## What this task involves
Find every line in the entries below that contains the string "tick" and copy each of those lines. Case counts.

## Supplied records
----
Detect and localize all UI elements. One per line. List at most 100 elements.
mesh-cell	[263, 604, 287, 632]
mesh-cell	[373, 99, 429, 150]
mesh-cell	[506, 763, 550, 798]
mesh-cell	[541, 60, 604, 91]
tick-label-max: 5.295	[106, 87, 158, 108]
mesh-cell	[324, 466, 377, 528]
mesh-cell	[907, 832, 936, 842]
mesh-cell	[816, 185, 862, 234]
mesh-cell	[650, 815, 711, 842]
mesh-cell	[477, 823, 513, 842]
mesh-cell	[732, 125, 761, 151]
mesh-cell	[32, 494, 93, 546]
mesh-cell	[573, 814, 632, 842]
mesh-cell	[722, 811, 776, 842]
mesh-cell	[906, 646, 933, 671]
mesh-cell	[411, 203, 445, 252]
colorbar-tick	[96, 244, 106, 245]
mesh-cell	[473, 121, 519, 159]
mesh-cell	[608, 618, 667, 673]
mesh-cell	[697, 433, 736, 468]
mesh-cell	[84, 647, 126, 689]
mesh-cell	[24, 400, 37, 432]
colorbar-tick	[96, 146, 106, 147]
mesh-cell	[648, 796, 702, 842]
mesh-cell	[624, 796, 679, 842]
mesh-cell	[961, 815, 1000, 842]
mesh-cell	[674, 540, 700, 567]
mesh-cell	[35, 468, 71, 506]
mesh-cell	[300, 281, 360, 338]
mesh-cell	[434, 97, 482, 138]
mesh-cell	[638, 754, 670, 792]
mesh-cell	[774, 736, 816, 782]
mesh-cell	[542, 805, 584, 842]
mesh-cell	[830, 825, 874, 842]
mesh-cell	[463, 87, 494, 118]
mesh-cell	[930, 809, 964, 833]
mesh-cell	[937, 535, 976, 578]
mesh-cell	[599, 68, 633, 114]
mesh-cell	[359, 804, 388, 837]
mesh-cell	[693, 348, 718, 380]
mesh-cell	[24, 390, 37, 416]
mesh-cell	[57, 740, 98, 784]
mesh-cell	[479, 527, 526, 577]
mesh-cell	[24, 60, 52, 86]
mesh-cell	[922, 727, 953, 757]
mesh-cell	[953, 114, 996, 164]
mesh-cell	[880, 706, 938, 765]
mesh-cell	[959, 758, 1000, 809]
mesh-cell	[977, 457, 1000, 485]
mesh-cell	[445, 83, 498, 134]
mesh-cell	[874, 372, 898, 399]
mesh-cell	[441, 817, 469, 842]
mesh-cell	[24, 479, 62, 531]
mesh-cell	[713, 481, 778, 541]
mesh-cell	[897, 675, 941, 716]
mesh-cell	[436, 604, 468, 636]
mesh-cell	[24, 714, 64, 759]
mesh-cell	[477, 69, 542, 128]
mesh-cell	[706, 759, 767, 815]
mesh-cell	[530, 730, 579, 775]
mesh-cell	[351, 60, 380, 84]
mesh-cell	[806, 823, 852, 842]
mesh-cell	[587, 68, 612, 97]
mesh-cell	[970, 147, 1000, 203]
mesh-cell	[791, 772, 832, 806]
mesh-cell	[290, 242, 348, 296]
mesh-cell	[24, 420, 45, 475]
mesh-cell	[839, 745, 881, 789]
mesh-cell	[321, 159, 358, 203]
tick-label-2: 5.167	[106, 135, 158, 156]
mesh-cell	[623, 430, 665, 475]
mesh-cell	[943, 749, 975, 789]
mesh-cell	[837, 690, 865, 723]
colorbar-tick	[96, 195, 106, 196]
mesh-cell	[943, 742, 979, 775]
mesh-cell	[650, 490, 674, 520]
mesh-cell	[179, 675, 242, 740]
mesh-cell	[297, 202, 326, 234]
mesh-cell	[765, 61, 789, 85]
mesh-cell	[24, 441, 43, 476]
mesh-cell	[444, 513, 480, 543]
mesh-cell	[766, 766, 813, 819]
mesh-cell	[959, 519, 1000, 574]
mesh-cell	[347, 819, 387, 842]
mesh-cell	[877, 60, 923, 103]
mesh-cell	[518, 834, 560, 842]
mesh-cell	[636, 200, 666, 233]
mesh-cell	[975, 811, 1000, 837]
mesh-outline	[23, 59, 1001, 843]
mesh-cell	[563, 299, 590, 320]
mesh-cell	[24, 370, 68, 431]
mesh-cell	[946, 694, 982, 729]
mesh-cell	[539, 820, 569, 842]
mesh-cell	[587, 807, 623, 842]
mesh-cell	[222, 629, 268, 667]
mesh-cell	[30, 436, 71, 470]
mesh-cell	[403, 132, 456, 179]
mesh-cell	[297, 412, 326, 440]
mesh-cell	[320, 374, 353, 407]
----
## Exercise result
tick-label-max: 5.295	[106, 87, 158, 108]
colorbar-tick	[96, 244, 106, 245]
colorbar-tick	[96, 146, 106, 147]
tick-label-2: 5.167	[106, 135, 158, 156]
colorbar-tick	[96, 195, 106, 196]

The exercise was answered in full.